# Prompt 1
List every animal species named in the chalav Yisrael text below.
# Prompt 2
Reproduce the chalav Yisrael text below word for word, from "Chalav Yisrael, also" up to and including "milk is kosher.".

Chalav Yisrael, also pronounced cholov Yisroel, refers to kosher milk whose milking was observed by an observant Jew. The halakha of chalav Yisrael, which originates in the Mishnah and Talmud, was instituted to ensure that no non-Jew would mix milk of a non-kosher animal with the kosher milk. Today, many kosher-keeping Jews rely on the ruling of Rav Moshe Feinstein, who argues that since countries such as the United States have strict laws against mixing milks, it can be assumed that the milk is kosher.

Background
According to Jewish law (halakha), milk is only considered kosher if it derives from a kosher species of animal—in regards to milk, this primarily covers cows, goats, and sheep. Milk from a non-kosher species, such as horses and camels, is inherently non-kosher.

Institution of chalav Yisrael requirement
By the time of the rabbis of the Mishnah (Tannaim), Chazal (the Jewish sages) instituted an injunction against any milk whose milking was not done by, or under the supervision of, a Torah-observant Israelite. The prohibition, which is listed in the Mishnah tractate titled Avodah Zarah, allows for benefit to be derived from such milk, while drinking it is forbidden out of fear that a non-kosher animal's milk was mixed into the kosher milk. Milk milked by a non-Jew came to be known as "chalav akum," which literally translates directly to "milk of a non-Jew," and milk that was properly milked in accordance with the law is known as "chalav Yisrael, literally "Jewish milk." Traditional Ashkenazi pronunciation of the Hebrew is "cholov Yisroel."

Records from a data collection:
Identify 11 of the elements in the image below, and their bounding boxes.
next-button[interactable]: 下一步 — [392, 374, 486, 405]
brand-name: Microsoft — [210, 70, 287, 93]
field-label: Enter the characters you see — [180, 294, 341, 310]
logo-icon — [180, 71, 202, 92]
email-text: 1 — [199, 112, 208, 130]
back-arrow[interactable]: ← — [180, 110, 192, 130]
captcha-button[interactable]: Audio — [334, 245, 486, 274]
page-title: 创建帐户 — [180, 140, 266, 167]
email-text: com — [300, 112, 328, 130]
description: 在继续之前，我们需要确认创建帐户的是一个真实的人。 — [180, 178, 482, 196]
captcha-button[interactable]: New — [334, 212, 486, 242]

# Written response 1
cows, goats, sheep, horses, camels

# Written response 2
Chalav Yisrael, also pronounced cholov Yisroel, refers to kosher milk whose milking was observed by an observant Jew. The halakha of chalav Yisrael, which originates in the Mishnah and Talmud, was instituted to ensure that no non-Jew would mix milk of a non-kosher animal with the kosher milk. Today, many kosher-keeping Jews rely on the ruling of Rav Moshe Feinstein, who argues that since countries such as the United States have strict laws against mixing milks, it can be assumed that the milk is kosher.